CHALLENGE ▸
Retype the listing that follows, exactly as written.

RECORD LIST ▸
((

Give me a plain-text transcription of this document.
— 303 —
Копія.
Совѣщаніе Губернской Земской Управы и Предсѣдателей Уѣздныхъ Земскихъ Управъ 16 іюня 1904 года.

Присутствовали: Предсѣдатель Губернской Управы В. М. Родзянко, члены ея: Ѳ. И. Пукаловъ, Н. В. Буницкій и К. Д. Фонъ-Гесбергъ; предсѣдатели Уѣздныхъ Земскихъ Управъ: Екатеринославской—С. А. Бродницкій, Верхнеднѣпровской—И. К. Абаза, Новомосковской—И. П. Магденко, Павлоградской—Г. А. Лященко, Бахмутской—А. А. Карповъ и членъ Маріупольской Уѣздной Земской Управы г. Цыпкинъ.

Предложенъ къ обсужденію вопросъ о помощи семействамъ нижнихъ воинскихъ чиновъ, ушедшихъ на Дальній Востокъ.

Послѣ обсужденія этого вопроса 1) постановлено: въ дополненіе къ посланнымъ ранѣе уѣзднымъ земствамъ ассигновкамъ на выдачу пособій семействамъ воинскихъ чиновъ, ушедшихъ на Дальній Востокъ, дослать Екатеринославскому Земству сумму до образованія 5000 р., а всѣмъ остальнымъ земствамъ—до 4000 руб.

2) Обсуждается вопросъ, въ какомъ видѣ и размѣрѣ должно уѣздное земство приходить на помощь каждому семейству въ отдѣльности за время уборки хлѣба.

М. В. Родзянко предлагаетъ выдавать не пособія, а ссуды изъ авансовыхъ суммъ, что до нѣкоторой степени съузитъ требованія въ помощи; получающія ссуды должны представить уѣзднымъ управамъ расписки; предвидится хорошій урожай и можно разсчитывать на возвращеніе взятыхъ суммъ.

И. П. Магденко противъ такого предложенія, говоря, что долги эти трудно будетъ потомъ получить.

))

SOLUTION TO THIS EXERCISE ▸
Give me a plain-text transcription of this document.
— 303 —
Копія.
Совѣщаніе Губернской Земской Управы и Предсѣдателей Уѣздныхъ Земскихъ Управъ 16 іюня 1904 года.

Присутствовали: Предсѣдатель Губернской Управы В. М. Родзянко, члены ея: Ѳ. И. Пукаловъ, Н. В. Буницкій и К. Д. Фонъ-Гесбергъ; предсѣдатели Уѣздныхъ Земскихъ Управъ: Екатеринославской—С. А. Бродницкій, Верхнеднѣпровской—И. К. Абаза, Новомосковской—И. П. Магденко, Павлоградской—Г. А. Лященко, Бахмутской—А. А. Карповъ и членъ Маріупольской Уѣздной Земской Управы г. Цыпкинъ.

Предложенъ къ обсужденію вопросъ о помощи семействамъ нижнихъ воинскихъ чиновъ, ушедшихъ на Дальній Востокъ.

Послѣ обсужденія этого вопроса 1) постановлено: въ дополненіе къ посланнымъ ранѣе уѣзднымъ земствамъ ассигновкамъ на выдачу пособій семействамъ воинскихъ чиновъ, ушедшихъ на Дальній Востокъ, дослать Екатеринославскому Земству сумму до образованія 5000 р., а всѣмъ остальнымъ земствамъ—до 4000 руб.

2) Обсуждается вопросъ, въ какомъ видѣ и размѣрѣ должно уѣздное земство приходить на помощь каждому семейству въ отдѣльности за время уборки хлѣба.

М. В. Родзянко предлагаетъ выдавать не пособія, а ссуды изъ авансовыхъ суммъ, что до нѣкоторой степени съузитъ требованія въ помощи; получающія ссуды должны представить уѣзднымъ управамъ расписки; предвидится хорошій урожай и можно разсчитывать на возвращеніе взятыхъ суммъ.

И. П. Магденко противъ такого предложенія, говоря, что долги эти трудно будетъ потомъ получить.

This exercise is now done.